— begin —

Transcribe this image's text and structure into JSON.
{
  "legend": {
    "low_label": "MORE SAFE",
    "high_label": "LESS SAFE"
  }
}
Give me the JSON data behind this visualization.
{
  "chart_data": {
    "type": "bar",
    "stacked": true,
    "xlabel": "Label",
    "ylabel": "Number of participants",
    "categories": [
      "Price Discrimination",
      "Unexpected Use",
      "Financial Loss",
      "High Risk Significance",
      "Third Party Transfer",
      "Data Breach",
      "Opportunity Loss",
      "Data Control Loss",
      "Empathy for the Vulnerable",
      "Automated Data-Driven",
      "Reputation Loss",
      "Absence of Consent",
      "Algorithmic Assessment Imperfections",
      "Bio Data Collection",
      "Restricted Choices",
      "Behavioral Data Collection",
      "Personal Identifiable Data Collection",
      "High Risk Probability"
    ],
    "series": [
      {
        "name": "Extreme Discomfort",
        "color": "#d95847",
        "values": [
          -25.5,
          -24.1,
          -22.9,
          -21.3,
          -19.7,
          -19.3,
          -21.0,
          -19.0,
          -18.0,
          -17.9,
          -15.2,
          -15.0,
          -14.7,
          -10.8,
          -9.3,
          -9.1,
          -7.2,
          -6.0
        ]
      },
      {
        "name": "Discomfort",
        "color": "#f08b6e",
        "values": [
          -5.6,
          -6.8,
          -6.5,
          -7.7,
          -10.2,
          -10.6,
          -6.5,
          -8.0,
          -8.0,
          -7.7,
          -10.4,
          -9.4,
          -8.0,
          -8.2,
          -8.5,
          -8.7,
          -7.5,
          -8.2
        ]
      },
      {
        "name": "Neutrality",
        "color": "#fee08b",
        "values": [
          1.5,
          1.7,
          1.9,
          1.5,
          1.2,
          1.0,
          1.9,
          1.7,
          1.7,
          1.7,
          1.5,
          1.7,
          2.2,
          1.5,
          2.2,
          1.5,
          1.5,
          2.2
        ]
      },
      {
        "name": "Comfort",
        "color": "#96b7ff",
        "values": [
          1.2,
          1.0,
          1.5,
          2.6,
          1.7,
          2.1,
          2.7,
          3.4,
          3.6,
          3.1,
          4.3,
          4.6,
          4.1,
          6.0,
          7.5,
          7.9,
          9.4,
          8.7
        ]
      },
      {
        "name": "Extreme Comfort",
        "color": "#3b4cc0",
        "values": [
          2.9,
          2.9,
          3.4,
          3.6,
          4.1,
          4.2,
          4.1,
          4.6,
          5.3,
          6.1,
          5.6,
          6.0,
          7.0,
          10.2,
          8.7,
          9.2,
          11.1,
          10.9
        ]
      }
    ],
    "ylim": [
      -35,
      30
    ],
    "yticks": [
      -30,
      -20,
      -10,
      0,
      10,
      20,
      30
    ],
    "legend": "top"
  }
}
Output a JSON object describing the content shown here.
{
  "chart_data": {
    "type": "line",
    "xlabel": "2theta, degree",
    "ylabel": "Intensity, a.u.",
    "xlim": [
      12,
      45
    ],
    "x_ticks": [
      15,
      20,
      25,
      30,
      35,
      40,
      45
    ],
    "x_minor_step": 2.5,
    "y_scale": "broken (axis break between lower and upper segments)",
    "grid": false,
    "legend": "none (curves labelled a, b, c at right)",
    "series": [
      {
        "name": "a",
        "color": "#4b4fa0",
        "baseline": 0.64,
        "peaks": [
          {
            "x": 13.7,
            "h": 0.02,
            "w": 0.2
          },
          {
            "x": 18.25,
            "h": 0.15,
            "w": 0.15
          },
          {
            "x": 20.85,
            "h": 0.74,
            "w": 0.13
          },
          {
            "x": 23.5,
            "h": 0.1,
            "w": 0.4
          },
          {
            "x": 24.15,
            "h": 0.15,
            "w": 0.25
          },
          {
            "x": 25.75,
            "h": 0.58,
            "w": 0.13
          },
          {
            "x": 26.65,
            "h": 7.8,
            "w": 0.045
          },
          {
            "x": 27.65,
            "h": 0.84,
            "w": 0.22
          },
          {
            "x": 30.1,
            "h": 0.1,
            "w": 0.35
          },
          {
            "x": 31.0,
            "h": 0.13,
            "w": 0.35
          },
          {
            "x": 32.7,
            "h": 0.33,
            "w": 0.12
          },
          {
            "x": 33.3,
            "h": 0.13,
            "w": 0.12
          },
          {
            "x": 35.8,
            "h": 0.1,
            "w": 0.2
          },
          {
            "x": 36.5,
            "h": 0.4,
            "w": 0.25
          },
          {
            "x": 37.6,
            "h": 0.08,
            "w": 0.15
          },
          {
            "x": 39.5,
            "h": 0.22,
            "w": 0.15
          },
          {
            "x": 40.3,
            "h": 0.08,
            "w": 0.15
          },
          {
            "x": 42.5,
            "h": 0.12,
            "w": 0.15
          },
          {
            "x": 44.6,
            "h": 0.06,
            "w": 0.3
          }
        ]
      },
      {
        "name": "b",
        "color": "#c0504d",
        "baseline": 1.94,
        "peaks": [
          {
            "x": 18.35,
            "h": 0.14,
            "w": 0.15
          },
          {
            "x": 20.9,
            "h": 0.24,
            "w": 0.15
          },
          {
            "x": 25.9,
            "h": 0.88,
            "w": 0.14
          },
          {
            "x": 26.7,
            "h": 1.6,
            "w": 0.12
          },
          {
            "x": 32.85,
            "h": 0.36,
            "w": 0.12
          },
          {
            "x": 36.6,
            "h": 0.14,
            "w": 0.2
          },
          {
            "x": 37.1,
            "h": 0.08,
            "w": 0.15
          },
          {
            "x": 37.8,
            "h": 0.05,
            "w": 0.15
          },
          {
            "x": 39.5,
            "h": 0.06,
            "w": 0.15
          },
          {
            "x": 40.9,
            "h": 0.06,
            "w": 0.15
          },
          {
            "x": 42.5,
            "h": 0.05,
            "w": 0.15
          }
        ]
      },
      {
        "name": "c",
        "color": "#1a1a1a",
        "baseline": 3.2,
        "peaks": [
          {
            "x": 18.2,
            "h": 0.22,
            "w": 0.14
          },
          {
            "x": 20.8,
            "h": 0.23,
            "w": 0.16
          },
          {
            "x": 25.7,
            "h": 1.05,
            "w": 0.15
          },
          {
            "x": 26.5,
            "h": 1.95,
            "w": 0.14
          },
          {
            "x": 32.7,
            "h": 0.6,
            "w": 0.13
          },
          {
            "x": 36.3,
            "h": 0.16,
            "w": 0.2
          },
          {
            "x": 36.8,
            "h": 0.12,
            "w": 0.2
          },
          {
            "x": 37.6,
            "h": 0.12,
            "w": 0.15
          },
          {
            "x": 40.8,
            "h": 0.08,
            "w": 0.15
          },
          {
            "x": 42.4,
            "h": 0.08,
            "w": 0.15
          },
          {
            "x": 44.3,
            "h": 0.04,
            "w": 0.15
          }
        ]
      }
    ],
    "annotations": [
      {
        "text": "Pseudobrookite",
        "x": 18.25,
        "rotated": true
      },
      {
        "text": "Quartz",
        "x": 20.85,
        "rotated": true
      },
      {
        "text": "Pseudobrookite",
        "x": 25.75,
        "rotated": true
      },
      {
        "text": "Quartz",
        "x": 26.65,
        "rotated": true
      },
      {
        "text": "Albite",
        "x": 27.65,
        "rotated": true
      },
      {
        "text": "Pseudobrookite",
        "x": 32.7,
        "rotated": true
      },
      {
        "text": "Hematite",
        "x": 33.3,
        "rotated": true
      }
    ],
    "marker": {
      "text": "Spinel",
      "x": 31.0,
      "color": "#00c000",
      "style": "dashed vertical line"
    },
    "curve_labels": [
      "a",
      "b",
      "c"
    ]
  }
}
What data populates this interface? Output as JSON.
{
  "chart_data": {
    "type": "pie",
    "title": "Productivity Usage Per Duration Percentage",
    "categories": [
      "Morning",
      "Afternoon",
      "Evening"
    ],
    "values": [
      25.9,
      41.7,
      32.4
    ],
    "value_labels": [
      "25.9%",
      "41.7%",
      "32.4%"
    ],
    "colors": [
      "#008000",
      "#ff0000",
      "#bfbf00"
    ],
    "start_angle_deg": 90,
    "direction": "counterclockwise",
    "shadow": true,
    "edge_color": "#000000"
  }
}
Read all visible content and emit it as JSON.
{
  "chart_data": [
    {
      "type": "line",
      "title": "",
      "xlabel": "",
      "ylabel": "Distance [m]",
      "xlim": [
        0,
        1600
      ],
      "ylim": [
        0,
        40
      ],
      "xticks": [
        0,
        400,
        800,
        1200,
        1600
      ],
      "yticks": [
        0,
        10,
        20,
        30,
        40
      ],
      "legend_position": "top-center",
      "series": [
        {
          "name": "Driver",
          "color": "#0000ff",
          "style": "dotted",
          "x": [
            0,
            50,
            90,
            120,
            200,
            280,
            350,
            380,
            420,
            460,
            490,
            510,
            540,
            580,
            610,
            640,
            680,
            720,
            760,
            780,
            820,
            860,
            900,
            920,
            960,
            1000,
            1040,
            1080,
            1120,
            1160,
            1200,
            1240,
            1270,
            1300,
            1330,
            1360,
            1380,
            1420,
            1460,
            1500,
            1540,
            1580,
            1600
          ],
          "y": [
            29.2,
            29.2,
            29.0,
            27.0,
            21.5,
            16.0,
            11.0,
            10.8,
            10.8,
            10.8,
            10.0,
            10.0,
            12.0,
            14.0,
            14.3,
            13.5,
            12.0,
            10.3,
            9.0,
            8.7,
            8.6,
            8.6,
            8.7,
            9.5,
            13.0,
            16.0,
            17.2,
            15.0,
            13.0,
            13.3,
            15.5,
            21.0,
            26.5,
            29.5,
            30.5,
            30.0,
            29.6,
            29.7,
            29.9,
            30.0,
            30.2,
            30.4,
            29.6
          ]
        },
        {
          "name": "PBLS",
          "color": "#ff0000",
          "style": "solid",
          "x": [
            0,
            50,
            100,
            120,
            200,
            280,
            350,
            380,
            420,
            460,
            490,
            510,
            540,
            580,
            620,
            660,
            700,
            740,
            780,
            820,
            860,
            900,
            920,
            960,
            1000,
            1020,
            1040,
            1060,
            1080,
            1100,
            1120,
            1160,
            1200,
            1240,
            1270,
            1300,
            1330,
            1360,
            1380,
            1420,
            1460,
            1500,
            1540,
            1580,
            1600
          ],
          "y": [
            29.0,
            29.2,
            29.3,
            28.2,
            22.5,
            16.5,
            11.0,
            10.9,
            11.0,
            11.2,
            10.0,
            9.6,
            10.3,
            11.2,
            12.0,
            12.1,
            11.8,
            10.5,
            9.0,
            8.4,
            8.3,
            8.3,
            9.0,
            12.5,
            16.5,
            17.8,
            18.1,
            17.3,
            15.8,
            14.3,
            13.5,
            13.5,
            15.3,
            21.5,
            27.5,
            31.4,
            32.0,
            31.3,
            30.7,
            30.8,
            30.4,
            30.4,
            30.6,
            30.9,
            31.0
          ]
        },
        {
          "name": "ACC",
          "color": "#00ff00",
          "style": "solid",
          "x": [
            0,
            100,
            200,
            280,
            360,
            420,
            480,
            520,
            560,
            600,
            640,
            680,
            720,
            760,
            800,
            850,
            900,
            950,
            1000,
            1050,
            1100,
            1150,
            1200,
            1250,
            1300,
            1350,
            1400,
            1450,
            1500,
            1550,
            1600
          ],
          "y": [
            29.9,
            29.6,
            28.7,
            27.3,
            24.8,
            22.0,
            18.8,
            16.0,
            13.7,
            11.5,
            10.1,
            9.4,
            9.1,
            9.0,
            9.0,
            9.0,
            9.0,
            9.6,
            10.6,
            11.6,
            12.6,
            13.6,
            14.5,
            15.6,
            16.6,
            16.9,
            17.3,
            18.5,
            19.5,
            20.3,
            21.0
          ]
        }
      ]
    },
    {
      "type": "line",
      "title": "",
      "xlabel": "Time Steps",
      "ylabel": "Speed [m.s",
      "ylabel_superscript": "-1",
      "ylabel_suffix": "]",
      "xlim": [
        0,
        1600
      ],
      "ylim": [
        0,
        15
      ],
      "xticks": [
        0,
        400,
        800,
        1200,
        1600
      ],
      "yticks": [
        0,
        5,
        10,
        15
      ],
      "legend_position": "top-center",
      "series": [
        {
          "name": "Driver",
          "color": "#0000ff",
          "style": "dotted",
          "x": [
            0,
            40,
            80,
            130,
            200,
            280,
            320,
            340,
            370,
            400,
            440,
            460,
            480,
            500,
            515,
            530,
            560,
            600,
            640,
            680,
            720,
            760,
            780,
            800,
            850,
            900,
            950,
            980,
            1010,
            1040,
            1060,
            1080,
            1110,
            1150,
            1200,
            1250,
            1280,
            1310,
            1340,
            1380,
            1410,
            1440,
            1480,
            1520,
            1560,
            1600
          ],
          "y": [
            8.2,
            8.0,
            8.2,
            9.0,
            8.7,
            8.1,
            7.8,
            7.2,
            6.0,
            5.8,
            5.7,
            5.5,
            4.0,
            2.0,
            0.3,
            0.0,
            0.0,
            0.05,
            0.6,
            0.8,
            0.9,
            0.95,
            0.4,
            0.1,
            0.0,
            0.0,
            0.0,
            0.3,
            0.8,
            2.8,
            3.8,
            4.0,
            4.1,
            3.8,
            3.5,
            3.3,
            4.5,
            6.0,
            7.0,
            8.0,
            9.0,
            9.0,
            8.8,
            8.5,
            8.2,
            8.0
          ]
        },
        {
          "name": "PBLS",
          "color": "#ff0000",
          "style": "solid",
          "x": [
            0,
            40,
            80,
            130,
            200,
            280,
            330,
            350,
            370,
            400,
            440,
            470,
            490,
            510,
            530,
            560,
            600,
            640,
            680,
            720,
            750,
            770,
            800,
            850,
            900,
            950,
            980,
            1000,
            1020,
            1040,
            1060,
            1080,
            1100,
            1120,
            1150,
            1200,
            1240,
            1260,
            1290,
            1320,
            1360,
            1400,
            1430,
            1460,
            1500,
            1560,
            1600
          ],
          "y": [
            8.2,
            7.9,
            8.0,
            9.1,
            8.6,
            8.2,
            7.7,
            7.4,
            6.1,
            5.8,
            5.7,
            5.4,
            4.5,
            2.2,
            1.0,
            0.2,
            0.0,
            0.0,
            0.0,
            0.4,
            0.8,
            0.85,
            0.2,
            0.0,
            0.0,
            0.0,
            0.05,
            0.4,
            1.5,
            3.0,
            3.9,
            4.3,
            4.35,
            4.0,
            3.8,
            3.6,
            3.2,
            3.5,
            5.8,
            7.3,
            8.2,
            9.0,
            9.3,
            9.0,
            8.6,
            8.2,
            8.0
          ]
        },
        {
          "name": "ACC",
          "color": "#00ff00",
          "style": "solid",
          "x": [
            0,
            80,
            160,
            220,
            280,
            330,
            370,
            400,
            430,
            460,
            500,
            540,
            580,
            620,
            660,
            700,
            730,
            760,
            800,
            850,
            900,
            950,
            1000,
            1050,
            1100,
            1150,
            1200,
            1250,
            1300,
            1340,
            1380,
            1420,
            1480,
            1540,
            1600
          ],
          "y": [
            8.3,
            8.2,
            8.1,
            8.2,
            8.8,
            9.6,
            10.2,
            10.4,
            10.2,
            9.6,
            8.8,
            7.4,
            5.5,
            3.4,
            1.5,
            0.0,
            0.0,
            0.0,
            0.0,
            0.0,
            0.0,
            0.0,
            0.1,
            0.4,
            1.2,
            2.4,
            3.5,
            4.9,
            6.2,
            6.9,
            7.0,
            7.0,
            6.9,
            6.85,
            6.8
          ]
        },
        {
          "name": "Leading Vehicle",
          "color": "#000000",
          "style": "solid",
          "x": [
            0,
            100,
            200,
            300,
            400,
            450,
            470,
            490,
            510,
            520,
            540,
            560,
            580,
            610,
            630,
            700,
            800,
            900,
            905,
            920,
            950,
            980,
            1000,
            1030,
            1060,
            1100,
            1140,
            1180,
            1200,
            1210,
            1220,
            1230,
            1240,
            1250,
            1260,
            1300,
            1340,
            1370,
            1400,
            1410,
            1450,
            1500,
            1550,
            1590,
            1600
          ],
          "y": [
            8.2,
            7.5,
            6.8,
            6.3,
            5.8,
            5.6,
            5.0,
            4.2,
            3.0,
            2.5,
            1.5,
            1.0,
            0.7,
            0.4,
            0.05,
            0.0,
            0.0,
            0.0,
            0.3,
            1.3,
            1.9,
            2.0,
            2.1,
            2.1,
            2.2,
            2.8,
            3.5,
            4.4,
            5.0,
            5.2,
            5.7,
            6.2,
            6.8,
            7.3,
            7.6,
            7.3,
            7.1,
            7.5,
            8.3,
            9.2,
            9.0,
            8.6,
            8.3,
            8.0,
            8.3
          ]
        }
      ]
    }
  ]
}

— end —

State how many lines include the string "baseline", and nothing more.

3